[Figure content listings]
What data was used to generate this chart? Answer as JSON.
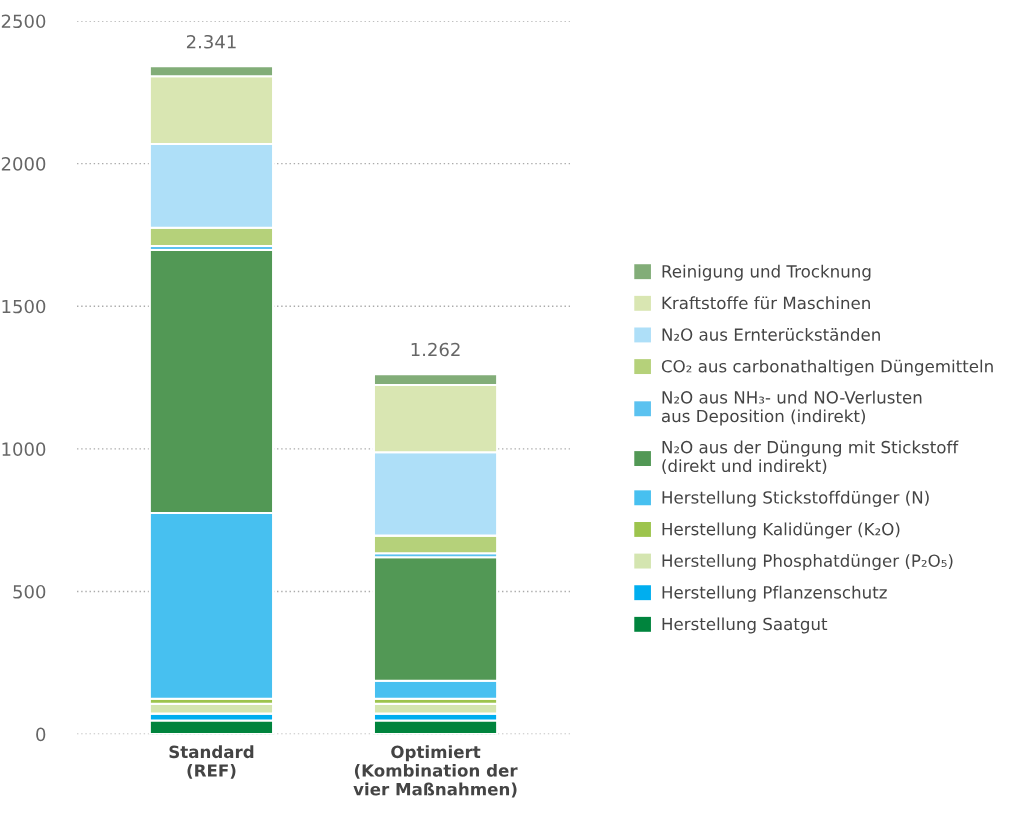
{
  "chart_data": {
    "type": "bar",
    "stacked": true,
    "categories": [
      "Standard\n(REF)",
      "Optimiert\n(Kombination der\nvier Maßnahmen)"
    ],
    "series": [
      {
        "name": "Herstellung Saatgut",
        "color": "#00843d",
        "values": [
          48,
          48
        ]
      },
      {
        "name": "Herstellung Pflanzenschutz",
        "color": "#00aeef",
        "values": [
          24,
          24
        ]
      },
      {
        "name": "Herstellung Phosphatdünger (P₂O₅)",
        "color": "#d4e5b0",
        "values": [
          34,
          34
        ]
      },
      {
        "name": "Herstellung Kalidünger (K₂O)",
        "color": "#9dc44d",
        "values": [
          18,
          18
        ]
      },
      {
        "name": "Herstellung Stickstoffdünger (N)",
        "color": "#47c0f0",
        "values": [
          651,
          63
        ]
      },
      {
        "name": "N₂O aus der Düngung mit Stickstoff\n(direkt und indirekt)",
        "color": "#529855",
        "values": [
          922,
          433
        ]
      },
      {
        "name": "N₂O aus NH₃- und NO-Verlusten\naus Deposition (indirekt)",
        "color": "#5bc2f0",
        "values": [
          14,
          14
        ]
      },
      {
        "name": "CO₂ aus carbonathaltigen Düngemitteln",
        "color": "#b5d17a",
        "values": [
          64,
          62
        ]
      },
      {
        "name": "N₂O aus Ernterückständen",
        "color": "#aedff8",
        "values": [
          294,
          292
        ]
      },
      {
        "name": "Kraftstoffe für Maschinen",
        "color": "#d9e6b2",
        "values": [
          237,
          236
        ]
      },
      {
        "name": "Reinigung und Trocknung",
        "color": "#82ad78",
        "values": [
          35,
          38
        ]
      }
    ],
    "totals": [
      "2.341",
      "1.262"
    ],
    "ylim": [
      0,
      2500
    ],
    "yticks": [
      0,
      500,
      1000,
      1500,
      2000,
      2500
    ],
    "grid": "y",
    "legend": "right"
  }
}
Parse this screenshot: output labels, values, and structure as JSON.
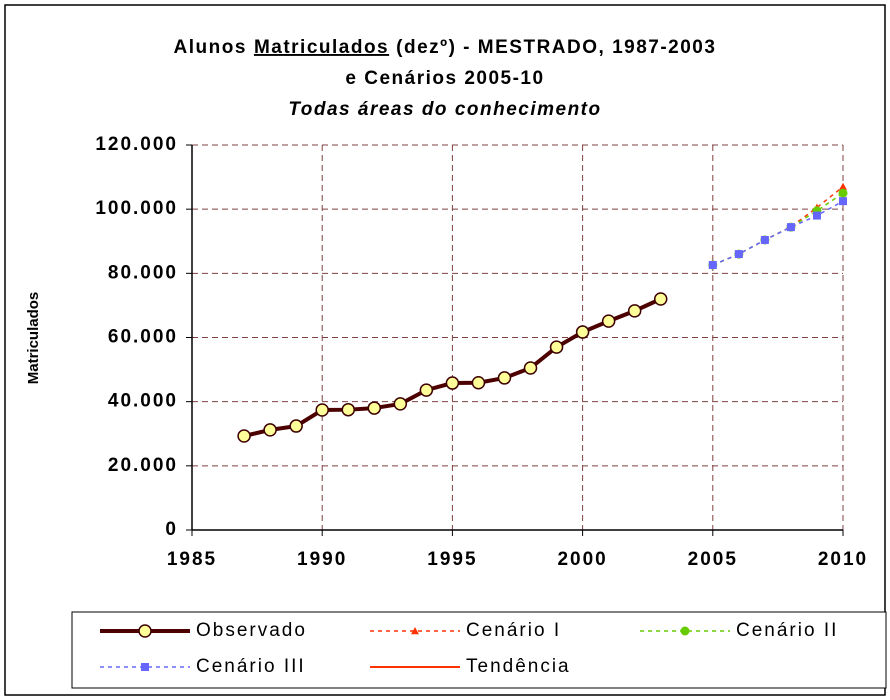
{
  "chart_data": {
    "type": "line",
    "title": [
      "Alunos",
      "Matriculados",
      "(dezº) - MESTRADO, 1987-2003"
    ],
    "subtitle": "e Cenários 2005-10",
    "subtitle2": "Todas áreas do conhecimento",
    "y_label": "Matriculados",
    "xlim": [
      1985,
      2010
    ],
    "xticks": [
      1985,
      1990,
      1995,
      2000,
      2005,
      2010
    ],
    "ylim": [
      0,
      120000
    ],
    "yticks": [
      0,
      {
        "value": 20000,
        "label": "20.000"
      },
      {
        "value": 40000,
        "label": "40.000"
      },
      {
        "value": 60000,
        "label": "60.000"
      },
      {
        "value": 80000,
        "label": "80.000"
      },
      {
        "value": 100000,
        "label": "100.000"
      },
      {
        "value": 120000,
        "label": "120.000"
      }
    ],
    "grid": true,
    "series": [
      {
        "name": "Observado",
        "color": "#4d0000",
        "marker": "circle",
        "marker_color": "#ffff99",
        "dashed": false,
        "x": [
          1987,
          1988,
          1989,
          1990,
          1991,
          1992,
          1993,
          1994,
          1995,
          1996,
          1997,
          1998,
          1999,
          2000,
          2001,
          2002,
          2003
        ],
        "values": [
          29300,
          31200,
          32400,
          37400,
          37500,
          38000,
          39300,
          43600,
          45800,
          45900,
          47400,
          50500,
          57000,
          61700,
          65100,
          68300,
          72000
        ]
      },
      {
        "name": "Cenário I",
        "color": "#ff3300",
        "marker": "triangle",
        "marker_color": "#ff3300",
        "dashed": true,
        "x": [
          2005,
          2006,
          2007,
          2008,
          2009,
          2010
        ],
        "values": [
          82600,
          86000,
          90400,
          94500,
          100500,
          107000
        ]
      },
      {
        "name": "Cenário II",
        "color": "#66cc00",
        "marker": "circle",
        "marker_color": "#66cc00",
        "dashed": true,
        "x": [
          2005,
          2006,
          2007,
          2008,
          2009,
          2010
        ],
        "values": [
          82600,
          86000,
          90400,
          94400,
          99500,
          105000
        ]
      },
      {
        "name": "Cenário III",
        "color": "#6666ff",
        "marker": "square",
        "marker_color": "#6666ff",
        "dashed": true,
        "x": [
          2005,
          2006,
          2007,
          2008,
          2009,
          2010
        ],
        "values": [
          82600,
          86000,
          90400,
          94400,
          98000,
          102500
        ]
      },
      {
        "name": "Tendência",
        "color": "#ff3300",
        "marker": "none",
        "marker_color": "#ff3300",
        "dashed": false,
        "x": [],
        "values": []
      }
    ]
  }
}
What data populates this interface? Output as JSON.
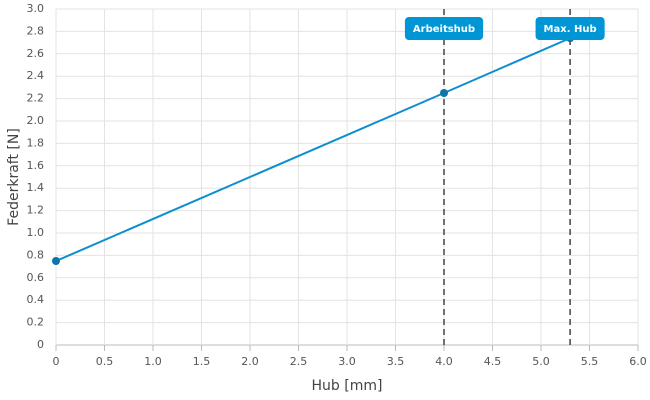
{
  "chart_data": {
    "type": "line",
    "x_label": "Hub [mm]",
    "y_label": "Federkraft [N]",
    "x": [
      0,
      4,
      5.3
    ],
    "series": [
      {
        "name": "Federkraft",
        "color": "#0d8fcf",
        "values": [
          0.75,
          2.25,
          2.74
        ]
      }
    ],
    "xlim": [
      0,
      6
    ],
    "xticks": [
      0,
      0.5,
      {
        "value": 1,
        "label": "1.0"
      },
      1.5,
      {
        "value": 2,
        "label": "2.0"
      },
      2.5,
      {
        "value": 3,
        "label": "3.0"
      },
      3.5,
      {
        "value": 4,
        "label": "4.0"
      },
      4.5,
      {
        "value": 5,
        "label": "5.0"
      },
      5.5,
      {
        "value": 6,
        "label": "6.0"
      }
    ],
    "ylim": [
      0,
      3
    ],
    "yticks": [
      0,
      0.2,
      0.4,
      0.6,
      0.8,
      {
        "value": 1,
        "label": "1.0"
      },
      1.2,
      1.4,
      1.6,
      1.8,
      {
        "value": 2,
        "label": "2.0"
      },
      2.2,
      2.4,
      2.6,
      2.8,
      {
        "value": 3,
        "label": "3.0"
      }
    ],
    "grid": true,
    "annotations": [
      {
        "x": 4,
        "label": "Arbeitshub"
      },
      {
        "x": 5.3,
        "label": "Max. Hub"
      }
    ]
  }
}
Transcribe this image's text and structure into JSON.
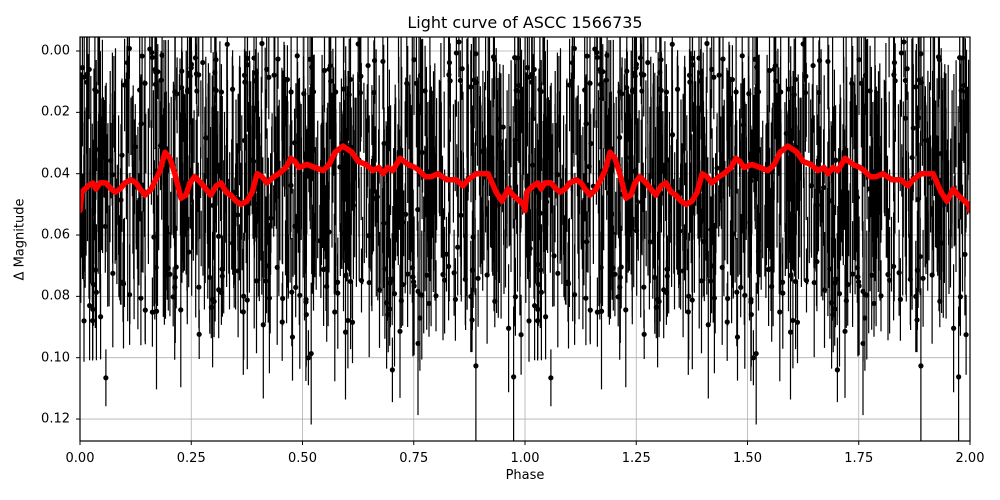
{
  "chart_data": {
    "type": "scatter",
    "title": "Light curve of ASCC 1566735",
    "xlabel": "Phase",
    "ylabel": "Δ Magnitude",
    "xlim": [
      0.0,
      2.0
    ],
    "ylim": [
      0.128,
      -0.004
    ],
    "y_inverted": true,
    "grid": true,
    "xticks": [
      "0.00",
      "0.25",
      "0.50",
      "0.75",
      "1.00",
      "1.25",
      "1.50",
      "1.75",
      "2.00"
    ],
    "yticks": [
      "0.00",
      "0.02",
      "0.04",
      "0.06",
      "0.08",
      "0.10",
      "0.12"
    ],
    "series": [
      {
        "name": "observations",
        "style": "black points with vertical error bars",
        "color": "#000000",
        "description": "dense phase-folded measurements, mostly between 0.00 and 0.10 mag, repeated over two cycles",
        "approx_range": [
          0.0,
          0.128
        ]
      },
      {
        "name": "binned/smoothed curve",
        "style": "thick line",
        "color": "#ff0000",
        "x": [
          0.0,
          0.004,
          0.018,
          0.029,
          0.036,
          0.045,
          0.058,
          0.07,
          0.079,
          0.09,
          0.101,
          0.115,
          0.126,
          0.135,
          0.146,
          0.16,
          0.18,
          0.191,
          0.202,
          0.213,
          0.22,
          0.227,
          0.238,
          0.247,
          0.258,
          0.272,
          0.283,
          0.294,
          0.306,
          0.317,
          0.328,
          0.339,
          0.351,
          0.362,
          0.375,
          0.387,
          0.398,
          0.409,
          0.42,
          0.436,
          0.447,
          0.463,
          0.474,
          0.483,
          0.492,
          0.51,
          0.528,
          0.546,
          0.56,
          0.573,
          0.591,
          0.611,
          0.625,
          0.643,
          0.658,
          0.672,
          0.681,
          0.692,
          0.703,
          0.719,
          0.737,
          0.753,
          0.762,
          0.776,
          0.789,
          0.804,
          0.825,
          0.845,
          0.861,
          0.872,
          0.89,
          0.917,
          0.935,
          0.948,
          0.962,
          0.973,
          0.996,
          1.0
        ],
        "y": [
          0.052,
          0.046,
          0.044,
          0.043,
          0.045,
          0.043,
          0.043,
          0.045,
          0.046,
          0.045,
          0.043,
          0.042,
          0.043,
          0.045,
          0.047,
          0.045,
          0.039,
          0.033,
          0.035,
          0.04,
          0.044,
          0.048,
          0.047,
          0.043,
          0.041,
          0.043,
          0.045,
          0.047,
          0.044,
          0.043,
          0.046,
          0.047,
          0.049,
          0.05,
          0.049,
          0.046,
          0.04,
          0.041,
          0.043,
          0.041,
          0.04,
          0.038,
          0.035,
          0.036,
          0.038,
          0.037,
          0.038,
          0.039,
          0.037,
          0.033,
          0.031,
          0.033,
          0.036,
          0.037,
          0.039,
          0.038,
          0.04,
          0.038,
          0.039,
          0.035,
          0.037,
          0.038,
          0.039,
          0.041,
          0.041,
          0.04,
          0.042,
          0.042,
          0.044,
          0.042,
          0.04,
          0.04,
          0.046,
          0.049,
          0.045,
          0.047,
          0.05,
          0.052
        ],
        "periodic_repeat": "pattern repeats identically for phase 1.0-2.0"
      }
    ]
  },
  "labels": {
    "title": "Light curve of ASCC 1566735",
    "xlabel": "Phase",
    "ylabel": "Δ Magnitude",
    "xticks": [
      "0.00",
      "0.25",
      "0.50",
      "0.75",
      "1.00",
      "1.25",
      "1.50",
      "1.75",
      "2.00"
    ],
    "yticks": [
      "0.00",
      "0.02",
      "0.04",
      "0.06",
      "0.08",
      "0.10",
      "0.12"
    ]
  },
  "colors": {
    "curve": "#ff0000",
    "points": "#000000",
    "grid": "#b0b0b0"
  }
}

• GOAL OF THE EXERCISE
Show all lines from the data above in which the word "Matriculados" appears.

• THE SOLUTION
      "Matriculados",
    "y_label": "Matriculados",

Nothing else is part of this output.